Check each line below for the word "Especial", and copy those that have it.

---- Material

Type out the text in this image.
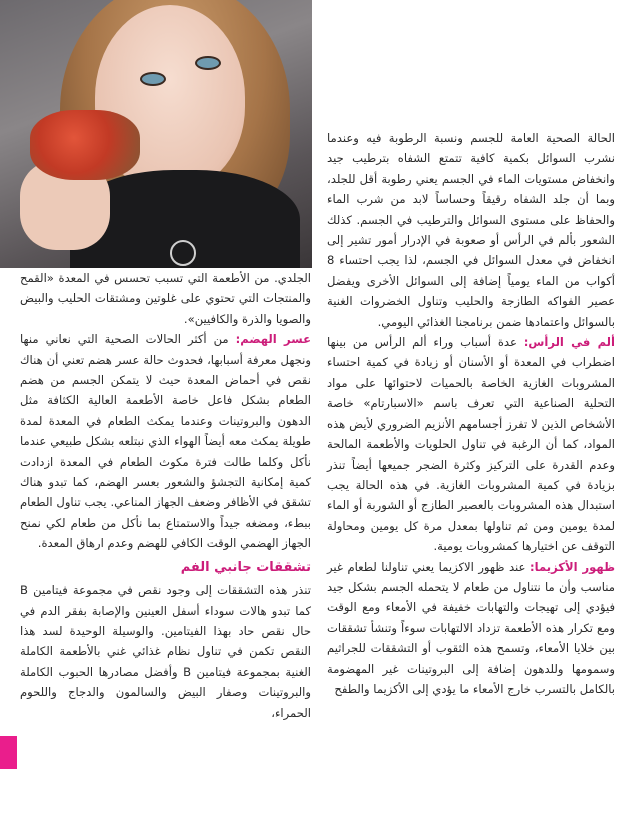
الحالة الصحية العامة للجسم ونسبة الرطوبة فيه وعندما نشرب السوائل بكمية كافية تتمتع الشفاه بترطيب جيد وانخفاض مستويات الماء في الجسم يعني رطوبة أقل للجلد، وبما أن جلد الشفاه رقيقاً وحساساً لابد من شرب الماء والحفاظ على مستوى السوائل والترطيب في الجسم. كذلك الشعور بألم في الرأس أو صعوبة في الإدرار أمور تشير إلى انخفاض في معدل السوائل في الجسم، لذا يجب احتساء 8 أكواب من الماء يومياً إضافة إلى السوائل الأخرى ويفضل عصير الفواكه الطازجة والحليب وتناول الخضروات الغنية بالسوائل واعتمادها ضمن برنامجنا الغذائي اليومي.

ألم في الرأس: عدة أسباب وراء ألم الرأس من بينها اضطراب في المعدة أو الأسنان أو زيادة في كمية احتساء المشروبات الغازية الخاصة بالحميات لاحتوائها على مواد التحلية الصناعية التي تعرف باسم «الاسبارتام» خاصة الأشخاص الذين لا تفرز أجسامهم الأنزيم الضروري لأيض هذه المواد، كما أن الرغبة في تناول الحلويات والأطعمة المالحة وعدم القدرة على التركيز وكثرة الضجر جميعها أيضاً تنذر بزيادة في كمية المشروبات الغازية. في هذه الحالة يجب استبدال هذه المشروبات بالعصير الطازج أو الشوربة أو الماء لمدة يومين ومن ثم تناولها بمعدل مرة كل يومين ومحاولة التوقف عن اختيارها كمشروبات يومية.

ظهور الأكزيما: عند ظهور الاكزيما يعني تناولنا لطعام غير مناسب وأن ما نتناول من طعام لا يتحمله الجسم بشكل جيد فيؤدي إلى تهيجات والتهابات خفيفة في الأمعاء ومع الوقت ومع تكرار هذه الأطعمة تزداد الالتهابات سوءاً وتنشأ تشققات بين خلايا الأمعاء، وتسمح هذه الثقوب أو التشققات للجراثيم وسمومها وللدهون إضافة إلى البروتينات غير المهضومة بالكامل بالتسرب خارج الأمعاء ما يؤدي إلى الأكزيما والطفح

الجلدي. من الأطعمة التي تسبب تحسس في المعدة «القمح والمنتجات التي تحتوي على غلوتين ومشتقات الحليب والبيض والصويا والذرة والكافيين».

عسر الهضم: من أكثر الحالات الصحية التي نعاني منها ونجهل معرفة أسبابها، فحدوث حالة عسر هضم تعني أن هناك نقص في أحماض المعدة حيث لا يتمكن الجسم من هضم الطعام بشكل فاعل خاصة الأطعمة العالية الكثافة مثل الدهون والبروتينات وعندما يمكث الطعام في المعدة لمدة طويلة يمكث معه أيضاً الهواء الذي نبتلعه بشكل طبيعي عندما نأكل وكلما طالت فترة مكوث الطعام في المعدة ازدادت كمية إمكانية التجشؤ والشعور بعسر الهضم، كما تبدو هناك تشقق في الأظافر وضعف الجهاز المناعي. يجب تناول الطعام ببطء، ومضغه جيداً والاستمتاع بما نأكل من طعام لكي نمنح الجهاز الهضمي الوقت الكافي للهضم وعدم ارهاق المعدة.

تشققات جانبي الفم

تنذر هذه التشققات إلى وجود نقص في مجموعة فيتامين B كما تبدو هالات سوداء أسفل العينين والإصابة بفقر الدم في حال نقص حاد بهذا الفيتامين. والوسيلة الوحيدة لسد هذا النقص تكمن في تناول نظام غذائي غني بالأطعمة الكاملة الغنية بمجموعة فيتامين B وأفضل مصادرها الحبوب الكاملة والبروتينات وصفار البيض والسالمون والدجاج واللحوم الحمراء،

--------
---- Material

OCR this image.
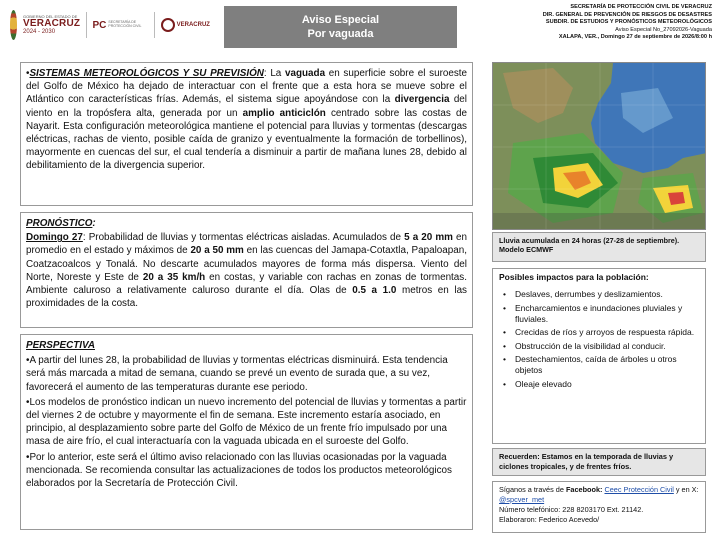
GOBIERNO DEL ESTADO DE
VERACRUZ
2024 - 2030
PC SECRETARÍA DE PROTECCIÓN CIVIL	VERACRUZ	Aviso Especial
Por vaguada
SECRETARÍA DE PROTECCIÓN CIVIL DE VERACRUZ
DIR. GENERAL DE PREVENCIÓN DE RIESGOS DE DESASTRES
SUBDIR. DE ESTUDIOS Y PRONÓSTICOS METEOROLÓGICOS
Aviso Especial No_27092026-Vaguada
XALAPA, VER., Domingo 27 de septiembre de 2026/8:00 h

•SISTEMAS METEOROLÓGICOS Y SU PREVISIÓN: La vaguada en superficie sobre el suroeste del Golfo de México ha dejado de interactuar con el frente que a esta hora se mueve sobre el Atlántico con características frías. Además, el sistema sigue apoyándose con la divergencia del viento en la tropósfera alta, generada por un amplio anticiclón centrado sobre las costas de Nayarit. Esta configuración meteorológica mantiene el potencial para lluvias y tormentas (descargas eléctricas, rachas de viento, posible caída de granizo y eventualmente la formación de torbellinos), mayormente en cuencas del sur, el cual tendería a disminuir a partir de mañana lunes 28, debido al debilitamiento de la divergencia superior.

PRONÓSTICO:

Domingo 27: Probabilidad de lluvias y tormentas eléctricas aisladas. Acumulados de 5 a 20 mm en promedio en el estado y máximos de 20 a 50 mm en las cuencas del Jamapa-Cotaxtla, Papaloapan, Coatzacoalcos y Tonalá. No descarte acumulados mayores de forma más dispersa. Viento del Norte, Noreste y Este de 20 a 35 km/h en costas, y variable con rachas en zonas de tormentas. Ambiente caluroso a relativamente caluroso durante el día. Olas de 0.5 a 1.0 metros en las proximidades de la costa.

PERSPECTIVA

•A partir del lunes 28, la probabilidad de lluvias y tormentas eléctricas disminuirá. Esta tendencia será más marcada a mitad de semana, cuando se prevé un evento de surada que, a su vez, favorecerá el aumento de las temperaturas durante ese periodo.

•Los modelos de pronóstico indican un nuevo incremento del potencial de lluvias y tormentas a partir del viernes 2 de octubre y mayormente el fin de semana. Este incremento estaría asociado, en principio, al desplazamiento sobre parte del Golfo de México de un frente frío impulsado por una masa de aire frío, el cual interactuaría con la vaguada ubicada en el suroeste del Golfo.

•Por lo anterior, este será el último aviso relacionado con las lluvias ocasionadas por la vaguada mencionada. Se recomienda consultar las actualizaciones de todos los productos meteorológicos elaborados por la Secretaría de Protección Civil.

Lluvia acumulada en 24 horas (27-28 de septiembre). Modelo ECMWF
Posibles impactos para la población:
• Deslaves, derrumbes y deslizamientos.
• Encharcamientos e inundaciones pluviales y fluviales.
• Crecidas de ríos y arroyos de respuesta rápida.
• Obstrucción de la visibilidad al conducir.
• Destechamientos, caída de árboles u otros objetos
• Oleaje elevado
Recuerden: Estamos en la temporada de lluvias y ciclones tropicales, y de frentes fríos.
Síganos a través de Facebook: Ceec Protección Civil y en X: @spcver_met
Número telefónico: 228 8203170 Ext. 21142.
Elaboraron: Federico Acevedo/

--------

▸ **Response to this task**:
PC SECRETARÍA DE PROTECCIÓN CIVIL	VERACRUZ	Aviso Especial
Aviso Especial No_27092026-Vaguada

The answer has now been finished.